>> start

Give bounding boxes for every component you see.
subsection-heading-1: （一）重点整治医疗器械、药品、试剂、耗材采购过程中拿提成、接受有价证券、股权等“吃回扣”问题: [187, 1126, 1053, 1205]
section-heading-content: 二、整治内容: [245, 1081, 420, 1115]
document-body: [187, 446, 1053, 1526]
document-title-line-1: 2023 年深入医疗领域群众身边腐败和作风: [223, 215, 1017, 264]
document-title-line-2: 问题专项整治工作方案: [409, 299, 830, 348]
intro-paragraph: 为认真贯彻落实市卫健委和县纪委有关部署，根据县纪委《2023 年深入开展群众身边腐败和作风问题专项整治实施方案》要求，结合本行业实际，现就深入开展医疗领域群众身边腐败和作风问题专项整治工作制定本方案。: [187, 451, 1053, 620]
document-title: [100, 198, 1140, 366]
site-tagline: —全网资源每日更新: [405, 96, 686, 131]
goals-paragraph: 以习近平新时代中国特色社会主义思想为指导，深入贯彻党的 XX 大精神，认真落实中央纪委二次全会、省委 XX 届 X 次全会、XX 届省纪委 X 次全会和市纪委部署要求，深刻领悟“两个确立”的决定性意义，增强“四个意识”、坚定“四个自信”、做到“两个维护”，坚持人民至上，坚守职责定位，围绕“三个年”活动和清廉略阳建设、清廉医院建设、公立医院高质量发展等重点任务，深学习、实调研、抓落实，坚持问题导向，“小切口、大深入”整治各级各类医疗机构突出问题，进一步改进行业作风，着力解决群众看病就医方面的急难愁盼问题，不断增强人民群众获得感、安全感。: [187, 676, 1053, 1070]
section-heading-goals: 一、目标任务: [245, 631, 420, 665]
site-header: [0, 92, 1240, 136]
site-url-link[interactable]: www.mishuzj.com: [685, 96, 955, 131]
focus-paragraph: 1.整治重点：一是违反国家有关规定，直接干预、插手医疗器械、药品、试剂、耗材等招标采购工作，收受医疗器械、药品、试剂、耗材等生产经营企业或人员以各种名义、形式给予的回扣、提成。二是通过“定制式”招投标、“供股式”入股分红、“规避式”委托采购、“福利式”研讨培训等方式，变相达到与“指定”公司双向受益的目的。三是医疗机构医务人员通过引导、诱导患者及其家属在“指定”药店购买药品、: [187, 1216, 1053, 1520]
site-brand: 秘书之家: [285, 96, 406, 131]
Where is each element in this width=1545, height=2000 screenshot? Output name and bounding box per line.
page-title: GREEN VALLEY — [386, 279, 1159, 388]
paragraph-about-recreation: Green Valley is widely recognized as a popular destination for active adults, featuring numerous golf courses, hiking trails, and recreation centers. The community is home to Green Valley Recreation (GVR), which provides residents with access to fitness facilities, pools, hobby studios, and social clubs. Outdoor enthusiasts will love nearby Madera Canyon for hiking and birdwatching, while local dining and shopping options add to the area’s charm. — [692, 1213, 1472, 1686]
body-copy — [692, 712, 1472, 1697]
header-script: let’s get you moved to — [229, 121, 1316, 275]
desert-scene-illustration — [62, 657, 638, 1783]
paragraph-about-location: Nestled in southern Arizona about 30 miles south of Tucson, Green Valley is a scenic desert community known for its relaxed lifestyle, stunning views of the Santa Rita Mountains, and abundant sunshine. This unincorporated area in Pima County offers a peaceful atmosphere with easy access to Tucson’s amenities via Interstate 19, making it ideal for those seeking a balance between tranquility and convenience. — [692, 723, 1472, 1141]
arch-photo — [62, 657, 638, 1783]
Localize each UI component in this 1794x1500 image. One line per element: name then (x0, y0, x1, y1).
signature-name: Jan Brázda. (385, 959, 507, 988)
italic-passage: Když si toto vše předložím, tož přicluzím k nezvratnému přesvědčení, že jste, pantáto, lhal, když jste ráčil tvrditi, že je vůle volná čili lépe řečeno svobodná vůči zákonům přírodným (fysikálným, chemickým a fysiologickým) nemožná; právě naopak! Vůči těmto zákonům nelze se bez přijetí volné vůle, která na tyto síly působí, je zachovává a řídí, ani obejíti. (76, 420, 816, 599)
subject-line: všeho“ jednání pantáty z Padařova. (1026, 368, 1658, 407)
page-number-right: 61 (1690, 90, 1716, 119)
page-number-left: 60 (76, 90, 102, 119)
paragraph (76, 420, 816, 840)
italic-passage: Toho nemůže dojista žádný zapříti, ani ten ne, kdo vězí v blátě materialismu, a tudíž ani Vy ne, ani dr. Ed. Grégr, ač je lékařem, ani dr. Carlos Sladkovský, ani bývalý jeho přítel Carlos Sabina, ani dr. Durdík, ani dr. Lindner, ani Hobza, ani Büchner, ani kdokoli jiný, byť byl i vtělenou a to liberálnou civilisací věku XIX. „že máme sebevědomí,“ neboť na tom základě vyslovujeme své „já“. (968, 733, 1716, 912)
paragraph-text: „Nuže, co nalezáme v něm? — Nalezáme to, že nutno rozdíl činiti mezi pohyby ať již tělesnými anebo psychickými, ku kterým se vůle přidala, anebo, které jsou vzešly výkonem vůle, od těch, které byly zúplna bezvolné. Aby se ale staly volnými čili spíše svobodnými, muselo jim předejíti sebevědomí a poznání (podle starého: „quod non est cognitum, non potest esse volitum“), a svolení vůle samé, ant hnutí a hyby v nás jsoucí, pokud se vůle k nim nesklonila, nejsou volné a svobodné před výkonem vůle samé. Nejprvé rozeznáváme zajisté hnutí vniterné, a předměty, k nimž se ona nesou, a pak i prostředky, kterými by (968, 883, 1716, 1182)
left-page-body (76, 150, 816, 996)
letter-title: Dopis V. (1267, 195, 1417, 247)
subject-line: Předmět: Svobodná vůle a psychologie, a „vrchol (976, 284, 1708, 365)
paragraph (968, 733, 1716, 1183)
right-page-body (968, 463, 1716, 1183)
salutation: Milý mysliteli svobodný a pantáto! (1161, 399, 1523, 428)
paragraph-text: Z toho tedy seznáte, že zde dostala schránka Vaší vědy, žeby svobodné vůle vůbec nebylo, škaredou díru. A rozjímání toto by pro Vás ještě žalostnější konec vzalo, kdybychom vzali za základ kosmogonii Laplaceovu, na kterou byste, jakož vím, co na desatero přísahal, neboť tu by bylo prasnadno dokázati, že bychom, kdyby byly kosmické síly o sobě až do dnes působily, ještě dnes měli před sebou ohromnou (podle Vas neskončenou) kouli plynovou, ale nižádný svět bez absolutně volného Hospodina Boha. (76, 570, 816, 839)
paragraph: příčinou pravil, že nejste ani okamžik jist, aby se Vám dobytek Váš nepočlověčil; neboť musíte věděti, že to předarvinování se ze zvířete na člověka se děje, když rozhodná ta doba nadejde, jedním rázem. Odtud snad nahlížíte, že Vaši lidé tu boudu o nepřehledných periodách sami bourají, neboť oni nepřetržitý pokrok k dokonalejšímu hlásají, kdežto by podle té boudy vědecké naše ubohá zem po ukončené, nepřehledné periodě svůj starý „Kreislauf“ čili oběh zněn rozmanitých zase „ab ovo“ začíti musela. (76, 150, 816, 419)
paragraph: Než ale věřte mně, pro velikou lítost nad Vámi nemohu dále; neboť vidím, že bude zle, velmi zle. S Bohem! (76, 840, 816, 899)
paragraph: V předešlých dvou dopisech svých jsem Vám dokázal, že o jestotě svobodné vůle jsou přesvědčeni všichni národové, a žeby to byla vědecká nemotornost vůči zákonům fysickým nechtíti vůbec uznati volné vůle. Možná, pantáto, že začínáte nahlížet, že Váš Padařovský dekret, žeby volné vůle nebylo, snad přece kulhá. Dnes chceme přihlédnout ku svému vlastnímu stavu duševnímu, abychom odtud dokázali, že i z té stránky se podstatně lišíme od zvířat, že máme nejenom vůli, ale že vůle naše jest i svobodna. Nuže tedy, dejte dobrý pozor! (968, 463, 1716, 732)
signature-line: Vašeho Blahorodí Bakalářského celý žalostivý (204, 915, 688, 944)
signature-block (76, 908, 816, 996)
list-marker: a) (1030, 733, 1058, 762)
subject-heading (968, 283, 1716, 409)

>> end

> [WHAT THE EXERCISE ASKS] Copy the rows exactly as they appear, from the very first row through the row containing "site-brand: 秘书之家: [285, 96, 406, 131]", with both ends included.

> [RESPONSE BELOW]
Give bounding boxes for every component you see.
subsection-heading-1: （一）重点整治医疗器械、药品、试剂、耗材采购过程中拿提成、接受有价证券、股权等“吃回扣”问题: [187, 1126, 1053, 1205]
section-heading-content: 二、整治内容: [245, 1081, 420, 1115]
document-body: [187, 446, 1053, 1526]
document-title-line-1: 2023 年深入医疗领域群众身边腐败和作风: [223, 215, 1017, 264]
document-title-line-2: 问题专项整治工作方案: [409, 299, 830, 348]
intro-paragraph: 为认真贯彻落实市卫健委和县纪委有关部署，根据县纪委《2023 年深入开展群众身边腐败和作风问题专项整治实施方案》要求，结合本行业实际，现就深入开展医疗领域群众身边腐败和作风问题专项整治工作制定本方案。: [187, 451, 1053, 620]
document-title: [100, 198, 1140, 366]
site-tagline: —全网资源每日更新: [405, 96, 686, 131]
goals-paragraph: 以习近平新时代中国特色社会主义思想为指导，深入贯彻党的 XX 大精神，认真落实中央纪委二次全会、省委 XX 届 X 次全会、XX 届省纪委 X 次全会和市纪委部署要求，深刻领悟“两个确立”的决定性意义，增强“四个意识”、坚定“四个自信”、做到“两个维护”，坚持人民至上，坚守职责定位，围绕“三个年”活动和清廉略阳建设、清廉医院建设、公立医院高质量发展等重点任务，深学习、实调研、抓落实，坚持问题导向，“小切口、大深入”整治各级各类医疗机构突出问题，进一步改进行业作风，着力解决群众看病就医方面的急难愁盼问题，不断增强人民群众获得感、安全感。: [187, 676, 1053, 1070]
section-heading-goals: 一、目标任务: [245, 631, 420, 665]
site-header: [0, 92, 1240, 136]
site-url-link[interactable]: www.mishuzj.com: [685, 96, 955, 131]
focus-paragraph: 1.整治重点：一是违反国家有关规定，直接干预、插手医疗器械、药品、试剂、耗材等招标采购工作，收受医疗器械、药品、试剂、耗材等生产经营企业或人员以各种名义、形式给予的回扣、提成。二是通过“定制式”招投标、“供股式”入股分红、“规避式”委托采购、“福利式”研讨培训等方式，变相达到与“指定”公司双向受益的目的。三是医疗机构医务人员通过引导、诱导患者及其家属在“指定”药店购买药品、: [187, 1216, 1053, 1520]
site-brand: 秘书之家: [285, 96, 406, 131]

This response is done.